◆ PROBLEM STATEMENT ◆
Identify and copy all lines of the material where the string "JSON" is found.

◆ DATA ENTRIES ◆
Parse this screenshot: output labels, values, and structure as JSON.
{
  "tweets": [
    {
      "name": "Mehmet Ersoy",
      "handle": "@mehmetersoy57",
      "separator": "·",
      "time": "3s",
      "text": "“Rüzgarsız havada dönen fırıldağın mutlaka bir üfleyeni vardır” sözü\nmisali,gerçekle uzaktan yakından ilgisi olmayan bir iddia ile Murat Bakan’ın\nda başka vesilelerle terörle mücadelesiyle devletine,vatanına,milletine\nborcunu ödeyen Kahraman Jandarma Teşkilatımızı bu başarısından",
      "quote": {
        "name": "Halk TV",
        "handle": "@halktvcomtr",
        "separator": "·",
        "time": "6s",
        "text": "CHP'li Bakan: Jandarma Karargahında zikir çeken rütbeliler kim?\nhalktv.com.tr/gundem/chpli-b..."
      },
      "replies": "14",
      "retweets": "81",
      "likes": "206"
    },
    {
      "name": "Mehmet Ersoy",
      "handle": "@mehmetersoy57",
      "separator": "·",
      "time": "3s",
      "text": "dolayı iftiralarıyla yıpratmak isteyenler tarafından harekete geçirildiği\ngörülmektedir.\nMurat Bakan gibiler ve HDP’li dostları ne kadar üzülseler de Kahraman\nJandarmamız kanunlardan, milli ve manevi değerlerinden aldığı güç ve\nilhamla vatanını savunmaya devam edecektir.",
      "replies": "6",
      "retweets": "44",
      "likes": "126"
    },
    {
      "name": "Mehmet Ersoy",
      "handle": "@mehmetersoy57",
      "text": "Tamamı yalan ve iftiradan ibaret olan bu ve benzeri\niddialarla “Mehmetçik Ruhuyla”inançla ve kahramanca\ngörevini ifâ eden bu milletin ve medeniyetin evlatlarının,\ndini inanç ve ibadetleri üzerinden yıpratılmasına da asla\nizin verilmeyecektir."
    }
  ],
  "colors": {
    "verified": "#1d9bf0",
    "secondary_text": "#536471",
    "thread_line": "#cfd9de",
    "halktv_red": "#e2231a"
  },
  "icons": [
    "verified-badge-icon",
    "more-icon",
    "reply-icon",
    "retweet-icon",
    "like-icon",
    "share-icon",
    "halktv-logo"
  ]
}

* * *

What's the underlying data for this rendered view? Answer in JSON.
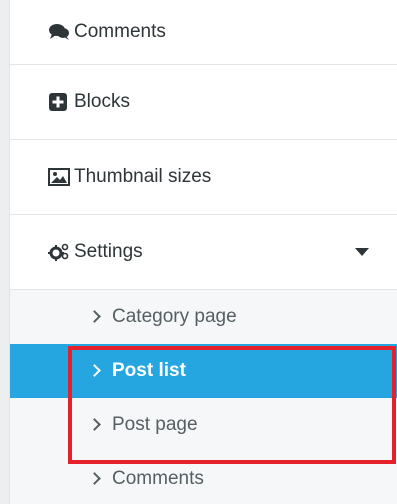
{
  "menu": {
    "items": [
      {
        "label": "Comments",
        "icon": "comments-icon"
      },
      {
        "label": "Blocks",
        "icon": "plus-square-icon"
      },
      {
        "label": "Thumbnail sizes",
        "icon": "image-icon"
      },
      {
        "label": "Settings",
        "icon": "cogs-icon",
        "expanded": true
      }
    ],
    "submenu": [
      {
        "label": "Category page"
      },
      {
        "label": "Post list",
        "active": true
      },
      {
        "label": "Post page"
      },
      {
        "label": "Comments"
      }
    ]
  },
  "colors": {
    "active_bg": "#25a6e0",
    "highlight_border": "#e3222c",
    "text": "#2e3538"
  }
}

◆ TASK SOLUTION ◆
Parse this screenshot: output labels, values, and structure as JSON.
What's the underlying data for this rendered view? Answer in JSON.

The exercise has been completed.